* [Task to carry out]
Exactly as they appear, output all of the entries.

* [Supplied data]

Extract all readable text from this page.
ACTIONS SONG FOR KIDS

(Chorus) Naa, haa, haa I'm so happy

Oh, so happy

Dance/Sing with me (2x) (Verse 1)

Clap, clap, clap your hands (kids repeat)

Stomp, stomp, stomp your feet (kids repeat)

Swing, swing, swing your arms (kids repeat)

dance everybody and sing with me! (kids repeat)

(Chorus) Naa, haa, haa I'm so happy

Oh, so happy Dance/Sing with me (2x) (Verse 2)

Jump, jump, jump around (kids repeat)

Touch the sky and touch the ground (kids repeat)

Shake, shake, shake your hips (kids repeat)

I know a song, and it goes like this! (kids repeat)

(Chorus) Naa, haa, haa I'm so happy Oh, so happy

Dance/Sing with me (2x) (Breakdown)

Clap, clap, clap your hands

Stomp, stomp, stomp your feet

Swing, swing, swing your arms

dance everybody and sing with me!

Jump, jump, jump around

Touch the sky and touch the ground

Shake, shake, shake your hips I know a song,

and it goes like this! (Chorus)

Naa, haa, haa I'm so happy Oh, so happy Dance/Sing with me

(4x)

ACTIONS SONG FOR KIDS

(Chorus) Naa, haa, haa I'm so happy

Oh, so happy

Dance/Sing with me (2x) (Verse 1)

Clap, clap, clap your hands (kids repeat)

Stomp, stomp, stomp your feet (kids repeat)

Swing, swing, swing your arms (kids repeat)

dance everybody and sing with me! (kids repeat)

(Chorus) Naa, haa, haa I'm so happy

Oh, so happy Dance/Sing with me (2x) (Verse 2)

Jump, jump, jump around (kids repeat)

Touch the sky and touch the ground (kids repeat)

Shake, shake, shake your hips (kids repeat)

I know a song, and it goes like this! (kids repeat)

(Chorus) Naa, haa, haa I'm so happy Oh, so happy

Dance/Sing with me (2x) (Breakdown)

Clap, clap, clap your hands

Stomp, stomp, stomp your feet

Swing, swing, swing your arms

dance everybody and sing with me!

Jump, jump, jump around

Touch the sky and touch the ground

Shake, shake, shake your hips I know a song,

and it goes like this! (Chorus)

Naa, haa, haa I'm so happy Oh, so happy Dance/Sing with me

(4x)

* [Task answer]
Extract all readable text from this page.
ACTIONS SONG FOR KIDS

(Chorus) Naa, haa, haa I'm so happy

Oh, so happy

Dance/Sing with me (2x) (Verse 1)

Clap, clap, clap your hands (kids repeat)

Stomp, stomp, stomp your feet (kids repeat)

Swing, swing, swing your arms (kids repeat)

dance everybody and sing with me! (kids repeat)

(Chorus) Naa, haa, haa I'm so happy

Oh, so happy Dance/Sing with me (2x) (Verse 2)

Jump, jump, jump around (kids repeat)

Touch the sky and touch the ground (kids repeat)

Shake, shake, shake your hips (kids repeat)

I know a song, and it goes like this! (kids repeat)

(Chorus) Naa, haa, haa I'm so happy Oh, so happy

Dance/Sing with me (2x) (Breakdown)

Clap, clap, clap your hands

Stomp, stomp, stomp your feet

Swing, swing, swing your arms

dance everybody and sing with me!

Jump, jump, jump around

Touch the sky and touch the ground

Shake, shake, shake your hips I know a song,

and it goes like this! (Chorus)

Naa, haa, haa I'm so happy Oh, so happy Dance/Sing with me

(4x)

ACTIONS SONG FOR KIDS

(Chorus) Naa, haa, haa I'm so happy

Oh, so happy

Dance/Sing with me (2x) (Verse 1)

Clap, clap, clap your hands (kids repeat)

Stomp, stomp, stomp your feet (kids repeat)

Swing, swing, swing your arms (kids repeat)

dance everybody and sing with me! (kids repeat)

(Chorus) Naa, haa, haa I'm so happy

Oh, so happy Dance/Sing with me (2x) (Verse 2)

Jump, jump, jump around (kids repeat)

Touch the sky and touch the ground (kids repeat)

Shake, shake, shake your hips (kids repeat)

I know a song, and it goes like this! (kids repeat)

(Chorus) Naa, haa, haa I'm so happy Oh, so happy

Dance/Sing with me (2x) (Breakdown)

Clap, clap, clap your hands

Stomp, stomp, stomp your feet

Swing, swing, swing your arms

dance everybody and sing with me!

Jump, jump, jump around

Touch the sky and touch the ground

Shake, shake, shake your hips I know a song,

and it goes like this! (Chorus)

Naa, haa, haa I'm so happy Oh, so happy Dance/Sing with me

(4x)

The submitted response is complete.